## EXTRACTED RECORDS
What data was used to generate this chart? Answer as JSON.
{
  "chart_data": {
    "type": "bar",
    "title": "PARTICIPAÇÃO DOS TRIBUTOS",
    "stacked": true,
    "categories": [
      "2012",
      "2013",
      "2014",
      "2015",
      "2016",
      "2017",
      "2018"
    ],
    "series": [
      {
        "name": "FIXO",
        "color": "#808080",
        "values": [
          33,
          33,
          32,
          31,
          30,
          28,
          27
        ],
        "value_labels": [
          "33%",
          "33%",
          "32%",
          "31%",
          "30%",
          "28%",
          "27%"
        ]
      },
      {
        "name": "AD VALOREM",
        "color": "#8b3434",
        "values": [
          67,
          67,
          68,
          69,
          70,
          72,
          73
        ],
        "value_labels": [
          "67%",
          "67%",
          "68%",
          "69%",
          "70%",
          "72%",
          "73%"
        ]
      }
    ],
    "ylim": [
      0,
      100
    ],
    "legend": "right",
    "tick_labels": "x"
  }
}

## WHAT NEEDS TO BE DONE
Copy out the material above in its entirety. Every detail must match.

## FULL RESPONSE
What data was used to generate this chart? Answer as JSON.
{
  "chart_data": {
    "type": "bar",
    "title": "PARTICIPAÇÃO DOS TRIBUTOS",
    "stacked": true,
    "categories": [
      "2012",
      "2013",
      "2014",
      "2015",
      "2016",
      "2017",
      "2018"
    ],
    "series": [
      {
        "name": "FIXO",
        "color": "#808080",
        "values": [
          33,
          33,
          32,
          31,
          30,
          28,
          27
        ],
        "value_labels": [
          "33%",
          "33%",
          "32%",
          "31%",
          "30%",
          "28%",
          "27%"
        ]
      },
      {
        "name": "AD VALOREM",
        "color": "#8b3434",
        "values": [
          67,
          67,
          68,
          69,
          70,
          72,
          73
        ],
        "value_labels": [
          "67%",
          "67%",
          "68%",
          "69%",
          "70%",
          "72%",
          "73%"
        ]
      }
    ],
    "ylim": [
      0,
      100
    ],
    "legend": "right",
    "tick_labels": "x"
  }
}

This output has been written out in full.